[Collection entries]
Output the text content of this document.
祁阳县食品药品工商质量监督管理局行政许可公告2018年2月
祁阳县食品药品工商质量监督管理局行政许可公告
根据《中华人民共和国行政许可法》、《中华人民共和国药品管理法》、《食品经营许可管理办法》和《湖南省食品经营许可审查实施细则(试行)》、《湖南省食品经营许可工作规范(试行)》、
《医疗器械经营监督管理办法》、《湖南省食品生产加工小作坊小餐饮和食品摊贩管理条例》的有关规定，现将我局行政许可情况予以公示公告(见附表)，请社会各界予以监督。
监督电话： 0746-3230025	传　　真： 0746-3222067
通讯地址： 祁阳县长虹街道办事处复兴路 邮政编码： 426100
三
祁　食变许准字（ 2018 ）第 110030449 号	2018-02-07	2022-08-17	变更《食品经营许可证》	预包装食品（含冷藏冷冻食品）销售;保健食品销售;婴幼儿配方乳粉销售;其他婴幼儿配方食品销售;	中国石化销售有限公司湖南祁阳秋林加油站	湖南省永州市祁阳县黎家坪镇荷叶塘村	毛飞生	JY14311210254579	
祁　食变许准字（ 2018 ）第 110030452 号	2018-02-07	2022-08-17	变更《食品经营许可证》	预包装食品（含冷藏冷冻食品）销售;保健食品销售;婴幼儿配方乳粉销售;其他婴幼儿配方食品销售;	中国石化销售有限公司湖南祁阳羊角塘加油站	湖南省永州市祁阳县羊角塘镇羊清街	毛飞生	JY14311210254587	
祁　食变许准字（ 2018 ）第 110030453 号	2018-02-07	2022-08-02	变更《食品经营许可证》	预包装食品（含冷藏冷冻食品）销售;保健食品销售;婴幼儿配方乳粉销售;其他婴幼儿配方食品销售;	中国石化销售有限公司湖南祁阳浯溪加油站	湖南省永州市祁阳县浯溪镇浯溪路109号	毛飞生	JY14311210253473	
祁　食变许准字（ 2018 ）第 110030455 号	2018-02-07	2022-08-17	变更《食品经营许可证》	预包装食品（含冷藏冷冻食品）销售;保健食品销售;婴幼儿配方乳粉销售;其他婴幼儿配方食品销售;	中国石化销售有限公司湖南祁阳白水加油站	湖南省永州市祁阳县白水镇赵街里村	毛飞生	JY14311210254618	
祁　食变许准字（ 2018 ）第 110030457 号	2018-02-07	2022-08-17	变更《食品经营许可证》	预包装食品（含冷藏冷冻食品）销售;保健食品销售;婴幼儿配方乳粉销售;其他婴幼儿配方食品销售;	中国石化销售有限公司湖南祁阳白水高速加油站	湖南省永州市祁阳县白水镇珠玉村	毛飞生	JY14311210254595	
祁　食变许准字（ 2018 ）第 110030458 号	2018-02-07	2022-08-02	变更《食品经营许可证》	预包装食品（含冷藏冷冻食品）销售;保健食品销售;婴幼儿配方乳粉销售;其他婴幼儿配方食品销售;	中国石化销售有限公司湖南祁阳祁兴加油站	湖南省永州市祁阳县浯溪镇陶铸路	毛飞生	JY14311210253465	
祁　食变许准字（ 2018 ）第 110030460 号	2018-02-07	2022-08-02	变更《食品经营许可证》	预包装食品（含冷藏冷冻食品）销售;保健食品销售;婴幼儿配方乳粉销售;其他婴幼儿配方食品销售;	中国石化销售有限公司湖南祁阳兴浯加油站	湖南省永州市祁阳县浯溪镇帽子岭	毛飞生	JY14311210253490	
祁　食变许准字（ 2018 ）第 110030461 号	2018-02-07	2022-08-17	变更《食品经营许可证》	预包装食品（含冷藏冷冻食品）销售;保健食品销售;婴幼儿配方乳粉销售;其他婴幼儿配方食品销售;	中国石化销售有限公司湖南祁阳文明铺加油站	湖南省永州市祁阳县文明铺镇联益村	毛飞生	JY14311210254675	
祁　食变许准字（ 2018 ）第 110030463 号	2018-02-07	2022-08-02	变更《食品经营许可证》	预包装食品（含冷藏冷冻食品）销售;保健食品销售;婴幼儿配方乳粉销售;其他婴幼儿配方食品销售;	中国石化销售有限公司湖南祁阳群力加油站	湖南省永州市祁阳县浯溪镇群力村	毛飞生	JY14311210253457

OBJECTIVE:
All of the entries above need to be reproduced exactly.

RESULT OF THIS EXERCISE:
Output the text content of this document.
祁阳县食品药品工商质量监督管理局行政许可公告2018年2月
祁阳县食品药品工商质量监督管理局行政许可公告
根据《中华人民共和国行政许可法》、《中华人民共和国药品管理法》、《食品经营许可管理办法》和《湖南省食品经营许可审查实施细则(试行)》、《湖南省食品经营许可工作规范(试行)》、
《医疗器械经营监督管理办法》、《湖南省食品生产加工小作坊小餐饮和食品摊贩管理条例》的有关规定，现将我局行政许可情况予以公示公告(见附表)，请社会各界予以监督。
监督电话： 0746-3230025	传　　真： 0746-3222067
通讯地址： 祁阳县长虹街道办事处复兴路 邮政编码： 426100
三
祁　食变许准字（ 2018 ）第 110030449 号	2018-02-07	2022-08-17	变更《食品经营许可证》	预包装食品（含冷藏冷冻食品）销售;保健食品销售;婴幼儿配方乳粉销售;其他婴幼儿配方食品销售;	中国石化销售有限公司湖南祁阳秋林加油站	湖南省永州市祁阳县黎家坪镇荷叶塘村	毛飞生	JY14311210254579	
祁　食变许准字（ 2018 ）第 110030452 号	2018-02-07	2022-08-17	变更《食品经营许可证》	预包装食品（含冷藏冷冻食品）销售;保健食品销售;婴幼儿配方乳粉销售;其他婴幼儿配方食品销售;	中国石化销售有限公司湖南祁阳羊角塘加油站	湖南省永州市祁阳县羊角塘镇羊清街	毛飞生	JY14311210254587	
祁　食变许准字（ 2018 ）第 110030453 号	2018-02-07	2022-08-02	变更《食品经营许可证》	预包装食品（含冷藏冷冻食品）销售;保健食品销售;婴幼儿配方乳粉销售;其他婴幼儿配方食品销售;	中国石化销售有限公司湖南祁阳浯溪加油站	湖南省永州市祁阳县浯溪镇浯溪路109号	毛飞生	JY14311210253473	
祁　食变许准字（ 2018 ）第 110030455 号	2018-02-07	2022-08-17	变更《食品经营许可证》	预包装食品（含冷藏冷冻食品）销售;保健食品销售;婴幼儿配方乳粉销售;其他婴幼儿配方食品销售;	中国石化销售有限公司湖南祁阳白水加油站	湖南省永州市祁阳县白水镇赵街里村	毛飞生	JY14311210254618	
祁　食变许准字（ 2018 ）第 110030457 号	2018-02-07	2022-08-17	变更《食品经营许可证》	预包装食品（含冷藏冷冻食品）销售;保健食品销售;婴幼儿配方乳粉销售;其他婴幼儿配方食品销售;	中国石化销售有限公司湖南祁阳白水高速加油站	湖南省永州市祁阳县白水镇珠玉村	毛飞生	JY14311210254595	
祁　食变许准字（ 2018 ）第 110030458 号	2018-02-07	2022-08-02	变更《食品经营许可证》	预包装食品（含冷藏冷冻食品）销售;保健食品销售;婴幼儿配方乳粉销售;其他婴幼儿配方食品销售;	中国石化销售有限公司湖南祁阳祁兴加油站	湖南省永州市祁阳县浯溪镇陶铸路	毛飞生	JY14311210253465	
祁　食变许准字（ 2018 ）第 110030460 号	2018-02-07	2022-08-02	变更《食品经营许可证》	预包装食品（含冷藏冷冻食品）销售;保健食品销售;婴幼儿配方乳粉销售;其他婴幼儿配方食品销售;	中国石化销售有限公司湖南祁阳兴浯加油站	湖南省永州市祁阳县浯溪镇帽子岭	毛飞生	JY14311210253490	
祁　食变许准字（ 2018 ）第 110030461 号	2018-02-07	2022-08-17	变更《食品经营许可证》	预包装食品（含冷藏冷冻食品）销售;保健食品销售;婴幼儿配方乳粉销售;其他婴幼儿配方食品销售;	中国石化销售有限公司湖南祁阳文明铺加油站	湖南省永州市祁阳县文明铺镇联益村	毛飞生	JY14311210254675	
祁　食变许准字（ 2018 ）第 110030463 号	2018-02-07	2022-08-02	变更《食品经营许可证》	预包装食品（含冷藏冷冻食品）销售;保健食品销售;婴幼儿配方乳粉销售;其他婴幼儿配方食品销售;	中国石化销售有限公司湖南祁阳群力加油站	湖南省永州市祁阳县浯溪镇群力村	毛飞生	JY14311210253457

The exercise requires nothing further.